### SET EXERCISE
Locate each line in the records containing "الأول". Copy it.

[Figure content listings]
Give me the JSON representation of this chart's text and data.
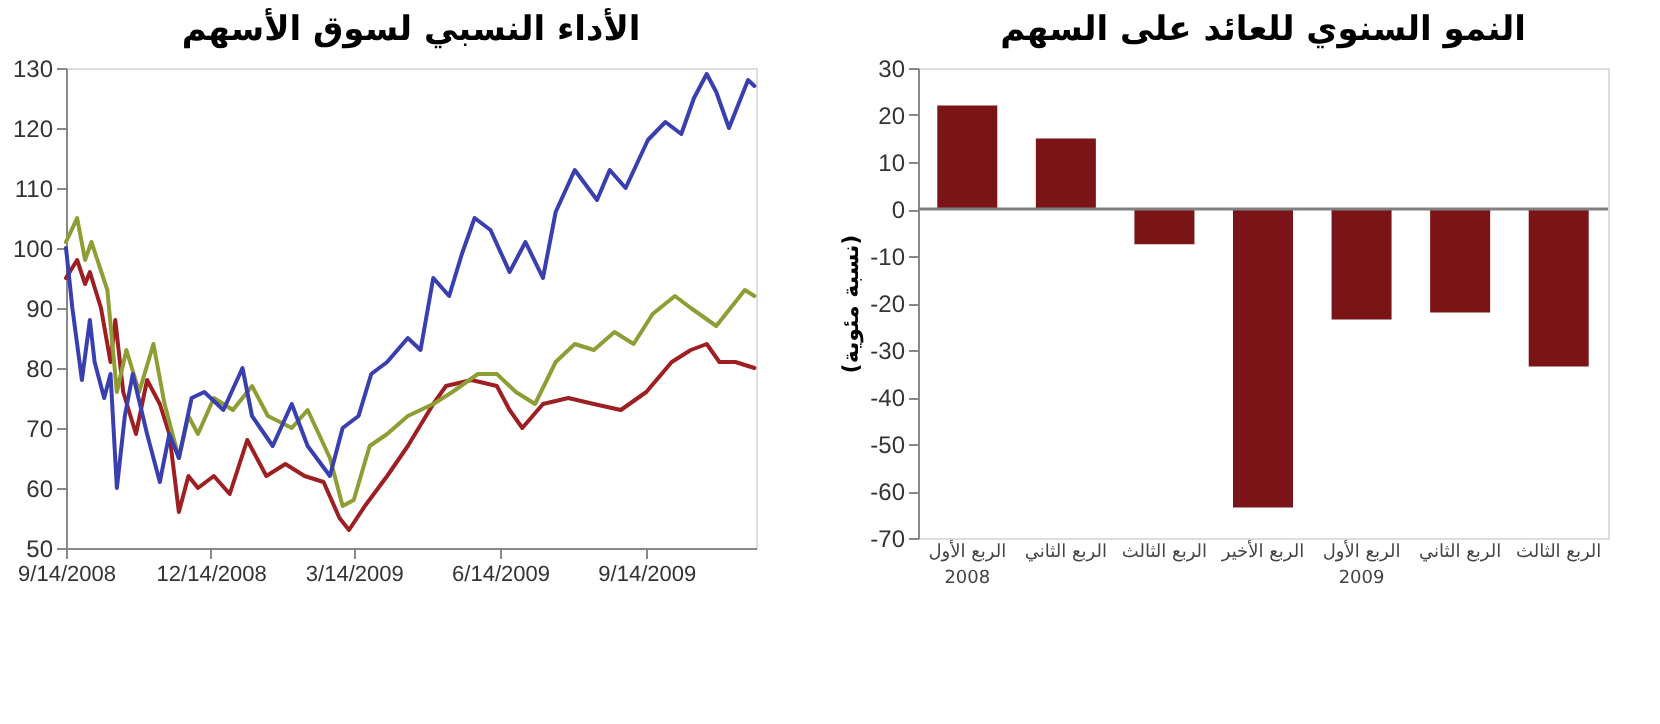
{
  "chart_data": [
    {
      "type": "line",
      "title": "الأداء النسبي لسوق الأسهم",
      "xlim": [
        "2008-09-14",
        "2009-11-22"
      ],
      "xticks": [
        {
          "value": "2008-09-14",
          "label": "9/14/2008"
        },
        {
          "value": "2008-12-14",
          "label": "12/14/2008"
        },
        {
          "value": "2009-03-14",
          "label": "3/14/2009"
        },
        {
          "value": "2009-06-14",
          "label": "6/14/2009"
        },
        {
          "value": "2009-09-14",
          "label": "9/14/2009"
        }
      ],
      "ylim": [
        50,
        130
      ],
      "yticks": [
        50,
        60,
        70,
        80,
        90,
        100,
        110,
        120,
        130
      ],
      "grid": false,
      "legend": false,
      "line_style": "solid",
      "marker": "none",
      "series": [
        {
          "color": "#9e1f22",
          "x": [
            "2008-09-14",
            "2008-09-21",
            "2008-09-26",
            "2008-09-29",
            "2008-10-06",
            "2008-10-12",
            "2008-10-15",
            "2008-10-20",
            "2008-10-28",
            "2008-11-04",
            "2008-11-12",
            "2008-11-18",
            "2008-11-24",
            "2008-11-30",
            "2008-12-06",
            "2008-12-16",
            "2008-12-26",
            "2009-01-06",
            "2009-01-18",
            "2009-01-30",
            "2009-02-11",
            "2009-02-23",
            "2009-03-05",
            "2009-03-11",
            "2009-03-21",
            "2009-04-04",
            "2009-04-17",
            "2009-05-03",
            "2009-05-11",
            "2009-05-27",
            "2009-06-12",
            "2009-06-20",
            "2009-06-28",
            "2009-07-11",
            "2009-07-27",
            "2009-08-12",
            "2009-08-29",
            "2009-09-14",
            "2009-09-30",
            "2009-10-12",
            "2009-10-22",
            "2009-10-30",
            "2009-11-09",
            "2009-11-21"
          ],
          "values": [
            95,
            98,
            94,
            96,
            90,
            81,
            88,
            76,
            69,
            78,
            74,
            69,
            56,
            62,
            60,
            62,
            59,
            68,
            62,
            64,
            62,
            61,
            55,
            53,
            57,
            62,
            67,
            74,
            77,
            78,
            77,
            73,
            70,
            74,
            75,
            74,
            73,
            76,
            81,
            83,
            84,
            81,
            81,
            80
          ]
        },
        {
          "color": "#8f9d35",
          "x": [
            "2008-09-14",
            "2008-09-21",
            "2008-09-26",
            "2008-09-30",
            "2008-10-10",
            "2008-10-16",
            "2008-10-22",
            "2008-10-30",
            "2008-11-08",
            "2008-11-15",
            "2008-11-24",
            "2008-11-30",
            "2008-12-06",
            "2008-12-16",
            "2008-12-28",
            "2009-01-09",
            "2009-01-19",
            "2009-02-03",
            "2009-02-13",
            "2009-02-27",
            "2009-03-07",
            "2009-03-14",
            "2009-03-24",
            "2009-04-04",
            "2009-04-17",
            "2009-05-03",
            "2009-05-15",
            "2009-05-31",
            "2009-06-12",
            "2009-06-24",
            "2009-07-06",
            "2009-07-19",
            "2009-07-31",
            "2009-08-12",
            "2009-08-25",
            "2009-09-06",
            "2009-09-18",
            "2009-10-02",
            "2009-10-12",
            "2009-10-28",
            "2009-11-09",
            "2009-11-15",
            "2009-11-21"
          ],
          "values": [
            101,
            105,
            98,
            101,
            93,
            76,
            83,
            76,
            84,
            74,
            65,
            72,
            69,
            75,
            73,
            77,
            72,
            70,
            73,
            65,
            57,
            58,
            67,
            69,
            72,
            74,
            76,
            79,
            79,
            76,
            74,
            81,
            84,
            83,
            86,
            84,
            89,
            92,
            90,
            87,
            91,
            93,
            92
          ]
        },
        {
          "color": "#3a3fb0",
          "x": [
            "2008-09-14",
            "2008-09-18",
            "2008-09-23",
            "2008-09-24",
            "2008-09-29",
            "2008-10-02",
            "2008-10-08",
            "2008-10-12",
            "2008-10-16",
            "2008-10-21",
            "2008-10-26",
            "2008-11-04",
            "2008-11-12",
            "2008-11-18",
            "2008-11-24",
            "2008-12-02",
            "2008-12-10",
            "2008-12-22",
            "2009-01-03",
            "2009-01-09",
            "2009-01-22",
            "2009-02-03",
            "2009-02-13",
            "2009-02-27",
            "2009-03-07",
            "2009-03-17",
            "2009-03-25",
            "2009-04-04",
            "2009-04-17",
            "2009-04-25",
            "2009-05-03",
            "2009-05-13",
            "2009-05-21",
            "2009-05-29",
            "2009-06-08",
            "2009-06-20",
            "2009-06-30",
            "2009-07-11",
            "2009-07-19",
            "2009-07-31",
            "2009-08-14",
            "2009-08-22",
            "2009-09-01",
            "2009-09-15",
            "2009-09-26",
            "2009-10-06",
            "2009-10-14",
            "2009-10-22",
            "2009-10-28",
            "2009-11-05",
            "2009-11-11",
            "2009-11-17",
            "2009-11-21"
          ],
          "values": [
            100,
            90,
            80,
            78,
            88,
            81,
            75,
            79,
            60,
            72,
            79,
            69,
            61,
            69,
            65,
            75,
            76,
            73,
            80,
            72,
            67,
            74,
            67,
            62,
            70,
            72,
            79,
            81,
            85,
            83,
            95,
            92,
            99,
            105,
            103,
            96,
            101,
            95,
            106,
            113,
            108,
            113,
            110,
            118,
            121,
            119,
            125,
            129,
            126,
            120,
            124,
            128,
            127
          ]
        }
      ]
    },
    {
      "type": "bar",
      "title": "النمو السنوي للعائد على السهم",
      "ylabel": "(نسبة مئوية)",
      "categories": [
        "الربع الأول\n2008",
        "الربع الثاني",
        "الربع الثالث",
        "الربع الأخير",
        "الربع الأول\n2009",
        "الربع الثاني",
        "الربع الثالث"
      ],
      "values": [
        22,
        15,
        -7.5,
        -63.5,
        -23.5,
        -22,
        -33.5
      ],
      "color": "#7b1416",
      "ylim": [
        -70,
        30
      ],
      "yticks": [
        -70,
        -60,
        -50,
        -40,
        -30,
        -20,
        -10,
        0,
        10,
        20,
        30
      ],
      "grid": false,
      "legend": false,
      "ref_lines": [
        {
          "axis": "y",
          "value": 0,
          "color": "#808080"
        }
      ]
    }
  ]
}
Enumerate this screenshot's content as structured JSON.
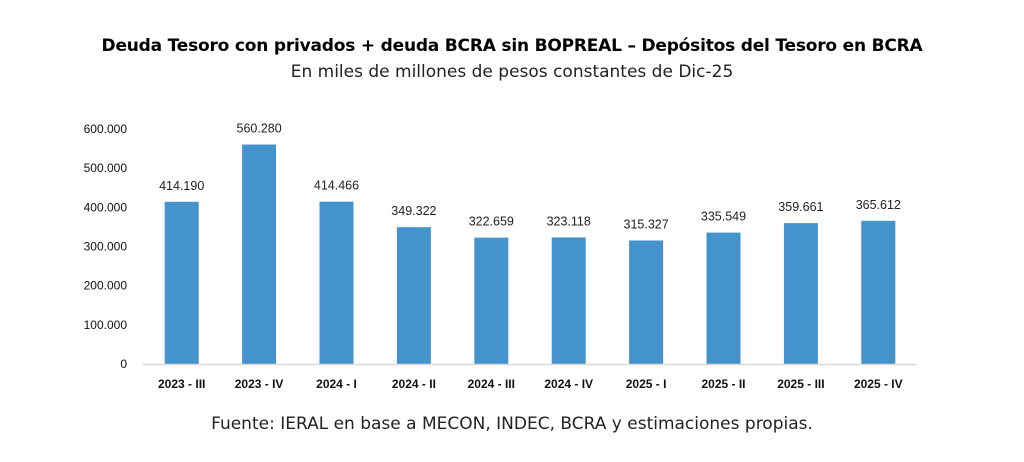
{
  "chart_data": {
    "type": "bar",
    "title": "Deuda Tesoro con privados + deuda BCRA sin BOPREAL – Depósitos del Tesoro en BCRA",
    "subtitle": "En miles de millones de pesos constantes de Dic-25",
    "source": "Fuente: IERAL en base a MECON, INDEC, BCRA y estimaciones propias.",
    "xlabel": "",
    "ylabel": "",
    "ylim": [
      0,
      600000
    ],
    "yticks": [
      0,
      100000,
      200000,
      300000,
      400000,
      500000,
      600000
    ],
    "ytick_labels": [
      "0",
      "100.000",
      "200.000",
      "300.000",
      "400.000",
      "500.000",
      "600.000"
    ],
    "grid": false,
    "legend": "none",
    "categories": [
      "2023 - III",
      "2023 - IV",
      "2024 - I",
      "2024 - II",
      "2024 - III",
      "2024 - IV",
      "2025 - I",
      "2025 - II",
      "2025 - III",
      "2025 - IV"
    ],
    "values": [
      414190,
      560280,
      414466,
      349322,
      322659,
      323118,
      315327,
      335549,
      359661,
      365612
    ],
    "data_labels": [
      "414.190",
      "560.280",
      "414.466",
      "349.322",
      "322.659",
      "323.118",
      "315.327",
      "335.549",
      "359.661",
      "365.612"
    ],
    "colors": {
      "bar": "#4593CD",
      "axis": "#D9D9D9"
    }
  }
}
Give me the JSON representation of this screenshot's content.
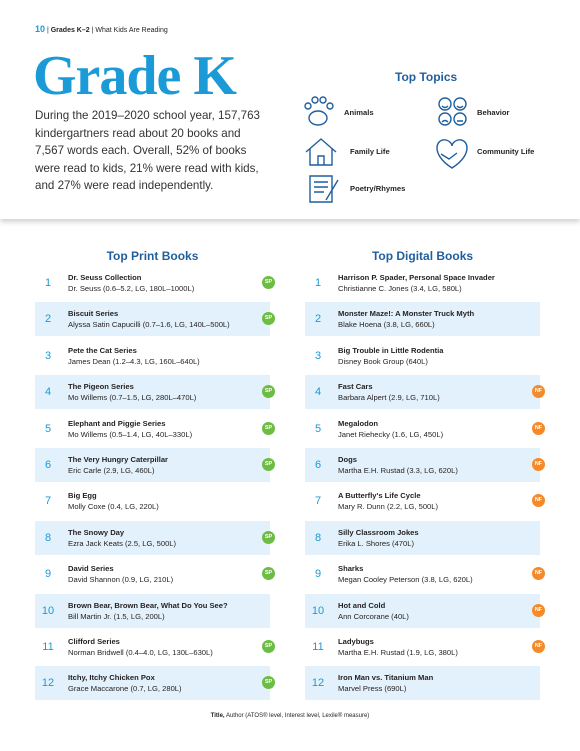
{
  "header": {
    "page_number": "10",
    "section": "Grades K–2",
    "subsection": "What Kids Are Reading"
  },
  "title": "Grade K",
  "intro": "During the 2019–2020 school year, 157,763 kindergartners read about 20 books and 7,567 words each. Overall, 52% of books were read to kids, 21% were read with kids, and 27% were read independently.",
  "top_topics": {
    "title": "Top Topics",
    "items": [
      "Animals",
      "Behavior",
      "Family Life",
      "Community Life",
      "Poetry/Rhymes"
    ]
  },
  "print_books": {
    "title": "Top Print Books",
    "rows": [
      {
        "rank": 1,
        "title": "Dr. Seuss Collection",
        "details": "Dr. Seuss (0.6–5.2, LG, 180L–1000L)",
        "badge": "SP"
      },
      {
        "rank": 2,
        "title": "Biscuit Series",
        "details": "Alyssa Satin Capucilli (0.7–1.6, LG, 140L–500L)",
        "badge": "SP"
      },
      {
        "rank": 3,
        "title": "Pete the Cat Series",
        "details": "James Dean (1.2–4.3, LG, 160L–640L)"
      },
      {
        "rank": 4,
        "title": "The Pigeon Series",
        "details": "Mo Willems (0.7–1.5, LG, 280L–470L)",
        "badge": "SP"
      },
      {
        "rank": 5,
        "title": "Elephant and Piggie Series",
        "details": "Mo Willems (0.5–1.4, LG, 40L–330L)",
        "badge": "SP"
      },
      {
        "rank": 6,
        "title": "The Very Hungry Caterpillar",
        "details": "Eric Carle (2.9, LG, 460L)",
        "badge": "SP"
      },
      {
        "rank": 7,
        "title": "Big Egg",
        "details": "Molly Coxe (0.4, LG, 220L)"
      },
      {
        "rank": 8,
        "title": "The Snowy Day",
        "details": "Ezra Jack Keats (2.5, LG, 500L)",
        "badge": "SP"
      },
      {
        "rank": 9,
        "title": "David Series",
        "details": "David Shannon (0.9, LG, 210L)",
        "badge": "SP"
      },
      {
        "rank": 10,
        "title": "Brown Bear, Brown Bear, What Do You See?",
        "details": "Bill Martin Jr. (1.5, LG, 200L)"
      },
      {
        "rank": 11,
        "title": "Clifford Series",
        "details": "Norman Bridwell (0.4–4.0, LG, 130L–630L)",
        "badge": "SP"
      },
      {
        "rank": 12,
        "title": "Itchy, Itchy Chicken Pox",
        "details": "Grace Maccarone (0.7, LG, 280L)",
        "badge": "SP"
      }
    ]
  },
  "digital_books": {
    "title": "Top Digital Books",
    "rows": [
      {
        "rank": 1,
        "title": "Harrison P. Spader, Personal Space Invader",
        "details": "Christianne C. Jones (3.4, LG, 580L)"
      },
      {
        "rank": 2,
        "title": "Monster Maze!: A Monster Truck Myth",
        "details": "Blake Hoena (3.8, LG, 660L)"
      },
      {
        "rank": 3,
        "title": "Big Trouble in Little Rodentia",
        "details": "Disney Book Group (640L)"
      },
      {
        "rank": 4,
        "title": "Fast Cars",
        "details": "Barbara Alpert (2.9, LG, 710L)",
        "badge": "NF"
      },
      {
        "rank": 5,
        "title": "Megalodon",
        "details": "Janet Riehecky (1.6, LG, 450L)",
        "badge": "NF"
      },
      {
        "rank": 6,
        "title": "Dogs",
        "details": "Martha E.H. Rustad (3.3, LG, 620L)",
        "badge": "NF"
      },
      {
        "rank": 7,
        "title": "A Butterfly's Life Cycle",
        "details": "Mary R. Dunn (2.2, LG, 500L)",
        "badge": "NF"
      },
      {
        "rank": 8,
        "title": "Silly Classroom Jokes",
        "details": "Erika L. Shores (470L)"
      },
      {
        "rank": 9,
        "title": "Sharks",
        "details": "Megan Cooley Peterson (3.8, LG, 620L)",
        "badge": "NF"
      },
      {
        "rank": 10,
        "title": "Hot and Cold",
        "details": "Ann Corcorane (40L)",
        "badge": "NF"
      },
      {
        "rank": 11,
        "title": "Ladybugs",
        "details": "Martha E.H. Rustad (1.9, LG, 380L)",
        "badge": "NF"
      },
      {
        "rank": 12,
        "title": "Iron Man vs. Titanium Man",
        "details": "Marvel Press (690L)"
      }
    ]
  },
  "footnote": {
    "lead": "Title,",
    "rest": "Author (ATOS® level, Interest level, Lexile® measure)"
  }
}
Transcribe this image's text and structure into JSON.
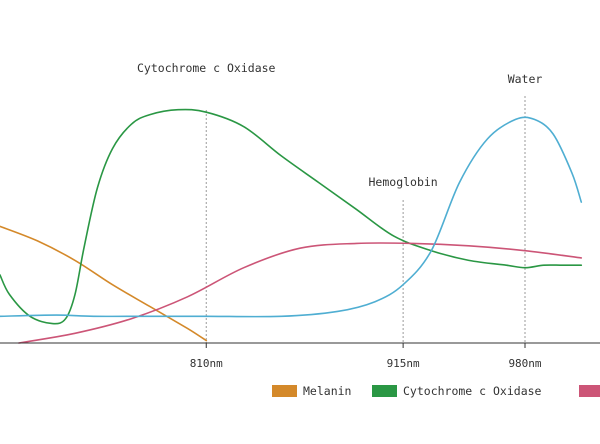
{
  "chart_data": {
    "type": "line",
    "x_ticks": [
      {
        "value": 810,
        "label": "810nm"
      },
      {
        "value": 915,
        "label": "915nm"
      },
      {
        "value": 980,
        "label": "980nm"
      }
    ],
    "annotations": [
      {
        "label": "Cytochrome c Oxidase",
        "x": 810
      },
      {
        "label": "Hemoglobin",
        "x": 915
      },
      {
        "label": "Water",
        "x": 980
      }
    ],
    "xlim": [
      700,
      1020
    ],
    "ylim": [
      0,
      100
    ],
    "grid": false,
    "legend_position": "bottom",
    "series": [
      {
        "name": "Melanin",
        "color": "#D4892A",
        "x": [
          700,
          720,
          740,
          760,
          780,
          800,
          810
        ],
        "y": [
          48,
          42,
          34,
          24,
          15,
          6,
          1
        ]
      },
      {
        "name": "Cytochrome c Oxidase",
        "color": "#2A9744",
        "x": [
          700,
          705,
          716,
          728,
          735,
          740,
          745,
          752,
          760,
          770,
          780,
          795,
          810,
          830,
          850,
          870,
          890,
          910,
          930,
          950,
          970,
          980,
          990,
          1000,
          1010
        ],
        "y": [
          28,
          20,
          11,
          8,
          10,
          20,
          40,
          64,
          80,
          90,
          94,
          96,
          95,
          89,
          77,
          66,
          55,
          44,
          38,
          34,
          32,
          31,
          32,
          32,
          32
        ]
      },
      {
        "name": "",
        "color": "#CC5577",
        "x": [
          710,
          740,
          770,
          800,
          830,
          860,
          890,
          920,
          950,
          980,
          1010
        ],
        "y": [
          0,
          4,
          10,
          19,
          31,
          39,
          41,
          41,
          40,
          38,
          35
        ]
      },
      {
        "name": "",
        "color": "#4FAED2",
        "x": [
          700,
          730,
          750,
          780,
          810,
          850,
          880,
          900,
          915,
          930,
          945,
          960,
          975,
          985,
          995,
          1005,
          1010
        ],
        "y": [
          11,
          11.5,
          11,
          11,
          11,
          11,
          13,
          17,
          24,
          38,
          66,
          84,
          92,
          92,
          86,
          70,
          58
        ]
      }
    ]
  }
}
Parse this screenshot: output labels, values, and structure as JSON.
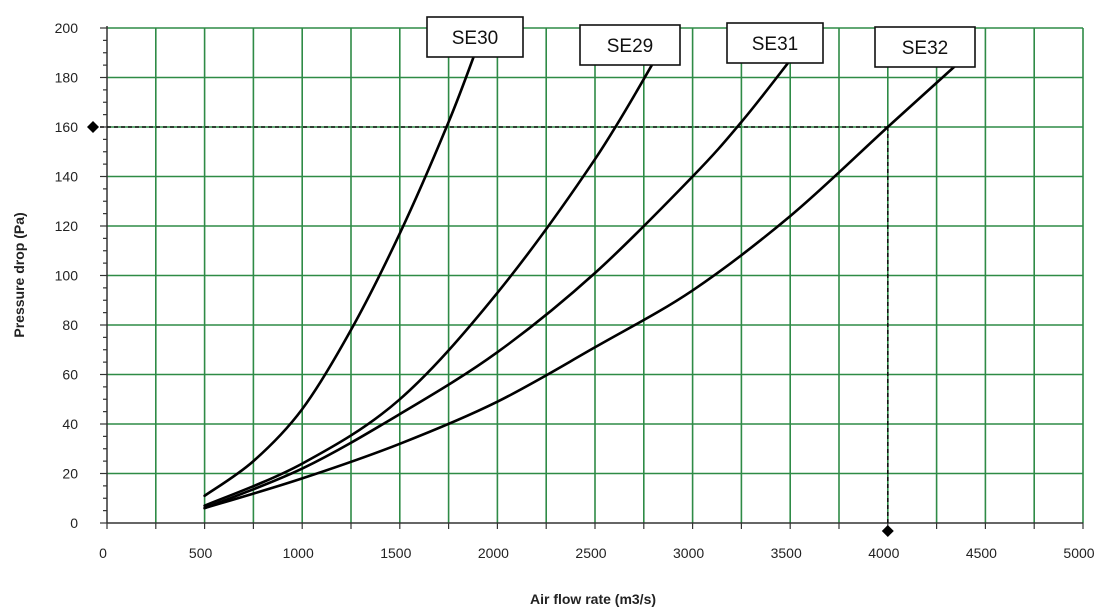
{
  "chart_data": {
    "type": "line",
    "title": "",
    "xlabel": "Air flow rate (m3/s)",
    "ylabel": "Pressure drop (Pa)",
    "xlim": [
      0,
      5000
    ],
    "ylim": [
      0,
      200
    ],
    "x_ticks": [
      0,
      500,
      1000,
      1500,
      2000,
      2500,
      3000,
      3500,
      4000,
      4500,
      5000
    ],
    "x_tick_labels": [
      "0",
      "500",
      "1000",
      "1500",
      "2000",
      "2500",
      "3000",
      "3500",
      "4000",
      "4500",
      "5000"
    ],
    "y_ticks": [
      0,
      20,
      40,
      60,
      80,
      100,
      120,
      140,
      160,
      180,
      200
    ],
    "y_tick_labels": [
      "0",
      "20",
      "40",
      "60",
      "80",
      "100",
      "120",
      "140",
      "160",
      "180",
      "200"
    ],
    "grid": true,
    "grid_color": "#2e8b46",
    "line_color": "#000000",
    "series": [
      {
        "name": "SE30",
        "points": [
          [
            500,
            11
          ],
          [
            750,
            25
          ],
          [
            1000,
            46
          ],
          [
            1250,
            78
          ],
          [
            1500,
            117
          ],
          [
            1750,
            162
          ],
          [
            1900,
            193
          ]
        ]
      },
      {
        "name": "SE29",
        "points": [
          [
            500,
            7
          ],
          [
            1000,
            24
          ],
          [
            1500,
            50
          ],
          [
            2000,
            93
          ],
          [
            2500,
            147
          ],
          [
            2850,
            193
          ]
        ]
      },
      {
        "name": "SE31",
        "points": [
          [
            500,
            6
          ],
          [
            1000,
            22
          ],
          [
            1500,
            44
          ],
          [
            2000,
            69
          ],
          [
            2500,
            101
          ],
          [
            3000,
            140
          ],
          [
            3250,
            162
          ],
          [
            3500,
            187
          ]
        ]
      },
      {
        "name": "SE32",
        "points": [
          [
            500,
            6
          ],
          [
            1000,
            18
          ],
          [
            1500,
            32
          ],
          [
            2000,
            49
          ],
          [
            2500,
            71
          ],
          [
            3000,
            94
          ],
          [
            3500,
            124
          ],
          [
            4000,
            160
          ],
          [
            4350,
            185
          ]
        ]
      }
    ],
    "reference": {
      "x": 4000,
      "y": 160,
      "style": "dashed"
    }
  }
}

### EXERCISE SOLUTION
        "الربع الأول\n2008",
        "الربع الأول\n2009",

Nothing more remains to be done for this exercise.